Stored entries
■ ■ ■ ■ ■ ■ ■

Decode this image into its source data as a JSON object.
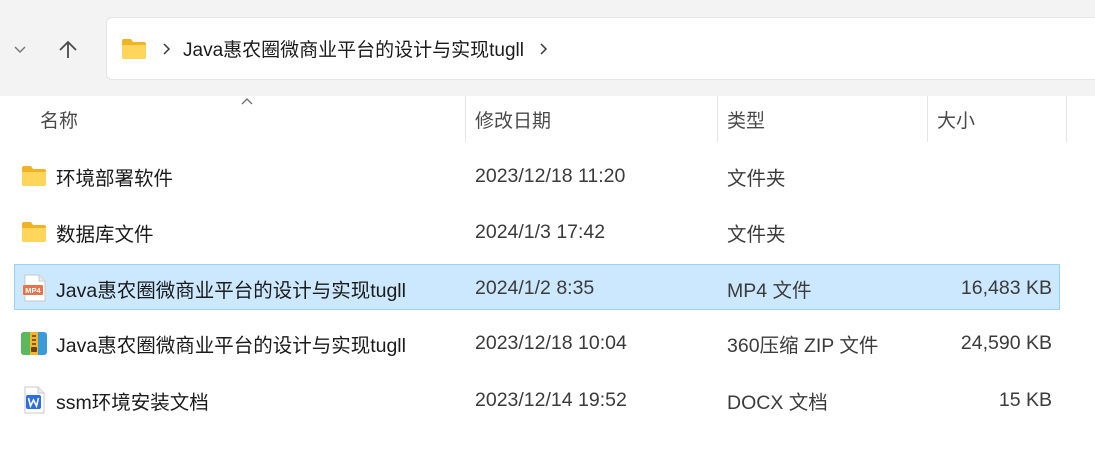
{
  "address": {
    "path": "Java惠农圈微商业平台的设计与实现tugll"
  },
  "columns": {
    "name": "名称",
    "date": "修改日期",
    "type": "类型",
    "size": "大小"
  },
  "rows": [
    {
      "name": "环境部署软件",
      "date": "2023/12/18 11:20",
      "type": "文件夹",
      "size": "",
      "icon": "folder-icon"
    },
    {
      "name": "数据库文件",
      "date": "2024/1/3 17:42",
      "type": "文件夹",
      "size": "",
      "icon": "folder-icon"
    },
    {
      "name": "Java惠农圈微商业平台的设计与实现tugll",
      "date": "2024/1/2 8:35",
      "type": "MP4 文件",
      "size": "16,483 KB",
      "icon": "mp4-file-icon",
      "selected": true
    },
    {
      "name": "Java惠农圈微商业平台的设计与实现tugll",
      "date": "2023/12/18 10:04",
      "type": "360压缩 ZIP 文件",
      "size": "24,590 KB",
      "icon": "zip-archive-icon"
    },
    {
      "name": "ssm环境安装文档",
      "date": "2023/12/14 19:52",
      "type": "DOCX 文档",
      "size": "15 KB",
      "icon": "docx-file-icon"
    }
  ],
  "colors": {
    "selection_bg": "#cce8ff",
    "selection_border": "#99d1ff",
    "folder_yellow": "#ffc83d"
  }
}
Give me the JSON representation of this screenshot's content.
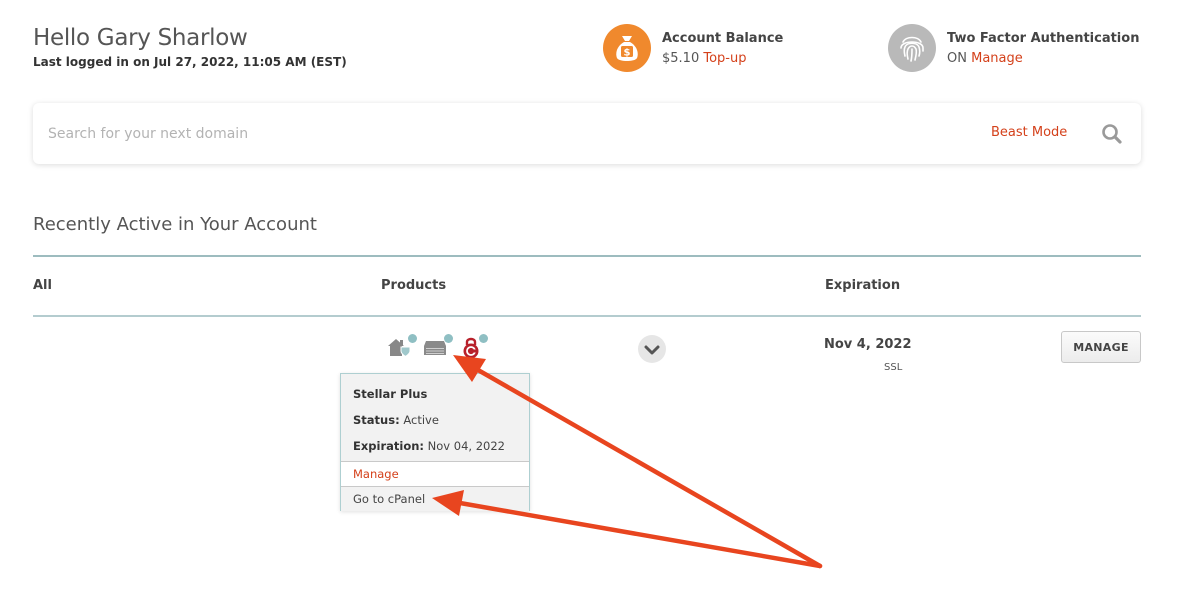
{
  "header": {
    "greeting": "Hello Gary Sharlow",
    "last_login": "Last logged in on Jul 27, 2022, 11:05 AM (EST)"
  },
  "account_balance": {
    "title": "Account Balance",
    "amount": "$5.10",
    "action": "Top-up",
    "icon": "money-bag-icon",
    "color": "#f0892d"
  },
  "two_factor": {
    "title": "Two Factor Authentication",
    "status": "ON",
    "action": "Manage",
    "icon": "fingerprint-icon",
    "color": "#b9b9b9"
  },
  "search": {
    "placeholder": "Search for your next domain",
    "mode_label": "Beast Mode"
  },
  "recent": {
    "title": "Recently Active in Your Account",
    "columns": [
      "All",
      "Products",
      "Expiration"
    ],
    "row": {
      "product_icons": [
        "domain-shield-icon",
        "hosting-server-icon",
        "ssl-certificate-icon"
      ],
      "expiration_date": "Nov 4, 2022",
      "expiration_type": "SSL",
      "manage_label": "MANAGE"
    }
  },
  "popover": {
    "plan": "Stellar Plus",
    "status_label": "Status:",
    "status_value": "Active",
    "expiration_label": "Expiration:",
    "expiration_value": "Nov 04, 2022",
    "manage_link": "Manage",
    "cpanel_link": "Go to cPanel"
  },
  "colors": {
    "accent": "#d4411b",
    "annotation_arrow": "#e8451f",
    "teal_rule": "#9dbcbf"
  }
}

■ ■ ■ ■ ■ ■ ■

Without the pictures, copy the material exactly as given.

Decode this image into its source data as a JSON object.
{
  "address": {
    "path": "Java惠农圈微商业平台的设计与实现tugll"
  },
  "columns": {
    "name": "名称",
    "date": "修改日期",
    "type": "类型",
    "size": "大小"
  },
  "rows": [
    {
      "name": "环境部署软件",
      "date": "2023/12/18 11:20",
      "type": "文件夹",
      "size": "",
      "icon": "folder-icon"
    },
    {
      "name": "数据库文件",
      "date": "2024/1/3 17:42",
      "type": "文件夹",
      "size": "",
      "icon": "folder-icon"
    },
    {
      "name": "Java惠农圈微商业平台的设计与实现tugll",
      "date": "2024/1/2 8:35",
      "type": "MP4 文件",
      "size": "16,483 KB",
      "icon": "mp4-file-icon",
      "selected": true
    },
    {
      "name": "Java惠农圈微商业平台的设计与实现tugll",
      "date": "2023/12/18 10:04",
      "type": "360压缩 ZIP 文件",
      "size": "24,590 KB",
      "icon": "zip-archive-icon"
    },
    {
      "name": "ssm环境安装文档",
      "date": "2023/12/14 19:52",
      "type": "DOCX 文档",
      "size": "15 KB",
      "icon": "docx-file-icon"
    }
  ],
  "colors": {
    "selection_bg": "#cce8ff",
    "selection_border": "#99d1ff",
    "folder_yellow": "#ffc83d"
  }
}
Give me the JSON representation of this screenshot's content.
{
  "header": {
    "greeting": "Hello Gary Sharlow",
    "last_login": "Last logged in on Jul 27, 2022, 11:05 AM (EST)"
  },
  "account_balance": {
    "title": "Account Balance",
    "amount": "$5.10",
    "action": "Top-up",
    "icon": "money-bag-icon",
    "color": "#f0892d"
  },
  "two_factor": {
    "title": "Two Factor Authentication",
    "status": "ON",
    "action": "Manage",
    "icon": "fingerprint-icon",
    "color": "#b9b9b9"
  },
  "search": {
    "placeholder": "Search for your next domain",
    "mode_label": "Beast Mode"
  },
  "recent": {
    "title": "Recently Active in Your Account",
    "columns": [
      "All",
      "Products",
      "Expiration"
    ],
    "row": {
      "product_icons": [
        "domain-shield-icon",
        "hosting-server-icon",
        "ssl-certificate-icon"
      ],
      "expiration_date": "Nov 4, 2022",
      "expiration_type": "SSL",
      "manage_label": "MANAGE"
    }
  },
  "popover": {
    "plan": "Stellar Plus",
    "status_label": "Status:",
    "status_value": "Active",
    "expiration_label": "Expiration:",
    "expiration_value": "Nov 04, 2022",
    "manage_link": "Manage",
    "cpanel_link": "Go to cPanel"
  },
  "colors": {
    "accent": "#d4411b",
    "annotation_arrow": "#e8451f",
    "teal_rule": "#9dbcbf"
  }
}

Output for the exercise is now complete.